- Task to complete: Check every line below for the word "oral" and copy each one that has it.

Stored items:
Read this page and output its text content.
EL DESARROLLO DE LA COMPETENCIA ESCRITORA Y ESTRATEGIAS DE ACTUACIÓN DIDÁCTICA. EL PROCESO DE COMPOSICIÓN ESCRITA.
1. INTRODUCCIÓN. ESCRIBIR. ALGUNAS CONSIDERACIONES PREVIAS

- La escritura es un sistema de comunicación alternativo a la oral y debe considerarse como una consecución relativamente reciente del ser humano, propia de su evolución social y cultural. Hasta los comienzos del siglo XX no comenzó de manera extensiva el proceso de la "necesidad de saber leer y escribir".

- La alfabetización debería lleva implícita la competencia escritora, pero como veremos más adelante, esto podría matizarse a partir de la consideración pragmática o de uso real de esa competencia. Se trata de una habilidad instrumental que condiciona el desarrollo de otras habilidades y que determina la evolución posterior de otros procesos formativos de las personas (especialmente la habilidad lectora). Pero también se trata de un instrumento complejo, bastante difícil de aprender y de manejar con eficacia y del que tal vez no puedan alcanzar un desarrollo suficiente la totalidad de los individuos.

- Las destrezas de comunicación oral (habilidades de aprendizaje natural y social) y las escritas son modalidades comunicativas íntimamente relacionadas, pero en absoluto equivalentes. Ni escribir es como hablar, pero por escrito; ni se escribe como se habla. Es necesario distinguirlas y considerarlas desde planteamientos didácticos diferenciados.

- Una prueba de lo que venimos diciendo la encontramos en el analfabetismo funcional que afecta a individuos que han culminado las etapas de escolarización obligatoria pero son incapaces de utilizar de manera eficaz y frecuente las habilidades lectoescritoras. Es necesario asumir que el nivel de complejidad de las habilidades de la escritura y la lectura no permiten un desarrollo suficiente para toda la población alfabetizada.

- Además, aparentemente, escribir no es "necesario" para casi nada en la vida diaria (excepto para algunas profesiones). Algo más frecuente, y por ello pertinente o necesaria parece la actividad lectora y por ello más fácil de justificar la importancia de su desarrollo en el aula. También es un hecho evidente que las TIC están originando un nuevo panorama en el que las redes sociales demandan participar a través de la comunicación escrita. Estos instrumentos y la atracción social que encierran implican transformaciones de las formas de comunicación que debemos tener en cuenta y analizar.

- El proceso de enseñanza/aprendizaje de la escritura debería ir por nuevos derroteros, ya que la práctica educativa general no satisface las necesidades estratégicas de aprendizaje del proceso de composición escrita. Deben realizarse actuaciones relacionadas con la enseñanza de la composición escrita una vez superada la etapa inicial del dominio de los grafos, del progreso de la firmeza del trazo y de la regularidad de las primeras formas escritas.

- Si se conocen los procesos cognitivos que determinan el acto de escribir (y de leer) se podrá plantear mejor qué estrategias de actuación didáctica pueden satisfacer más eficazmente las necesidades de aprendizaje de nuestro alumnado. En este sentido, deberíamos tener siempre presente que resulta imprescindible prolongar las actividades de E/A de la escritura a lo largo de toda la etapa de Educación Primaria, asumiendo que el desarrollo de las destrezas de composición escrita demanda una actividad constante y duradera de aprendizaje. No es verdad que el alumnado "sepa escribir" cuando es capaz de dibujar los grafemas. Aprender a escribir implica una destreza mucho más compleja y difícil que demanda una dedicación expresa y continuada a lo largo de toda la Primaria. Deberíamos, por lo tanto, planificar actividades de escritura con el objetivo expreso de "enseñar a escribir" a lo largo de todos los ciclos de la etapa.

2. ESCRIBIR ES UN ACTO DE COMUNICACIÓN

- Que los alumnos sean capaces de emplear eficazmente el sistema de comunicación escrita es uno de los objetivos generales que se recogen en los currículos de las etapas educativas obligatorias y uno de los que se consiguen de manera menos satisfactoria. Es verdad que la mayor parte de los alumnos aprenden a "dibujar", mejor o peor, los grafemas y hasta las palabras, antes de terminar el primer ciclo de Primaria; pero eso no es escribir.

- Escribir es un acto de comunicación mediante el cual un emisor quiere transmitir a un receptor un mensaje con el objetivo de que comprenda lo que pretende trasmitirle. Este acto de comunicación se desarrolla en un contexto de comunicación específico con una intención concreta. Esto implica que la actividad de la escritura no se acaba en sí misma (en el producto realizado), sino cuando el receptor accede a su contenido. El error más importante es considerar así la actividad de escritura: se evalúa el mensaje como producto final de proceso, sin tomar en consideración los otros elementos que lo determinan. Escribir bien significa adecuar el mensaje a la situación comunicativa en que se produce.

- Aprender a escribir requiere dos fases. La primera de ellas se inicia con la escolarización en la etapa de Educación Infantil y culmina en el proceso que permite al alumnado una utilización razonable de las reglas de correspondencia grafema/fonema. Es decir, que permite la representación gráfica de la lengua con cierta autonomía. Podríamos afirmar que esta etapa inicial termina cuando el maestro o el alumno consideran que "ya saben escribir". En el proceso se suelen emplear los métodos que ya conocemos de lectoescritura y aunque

- Task answer:
- La escritura es un sistema de comunicación alternativo a la oral y debe considerarse como una consecución relativamente reciente del ser humano, propia de su evolución social y cultural. Hasta los comienzos del siglo XX no comenzó de manera extensiva el proceso de la "necesidad de saber leer y escribir".
- Las destrezas de comunicación oral (habilidades de aprendizaje natural y social) y las escritas son modalidades comunicativas íntimamente relacionadas, pero en absoluto equivalentes. Ni escribir es como hablar, pero por escrito; ni se escribe como se habla. Es necesario distinguirlas y considerarlas desde planteamientos didácticos diferenciados.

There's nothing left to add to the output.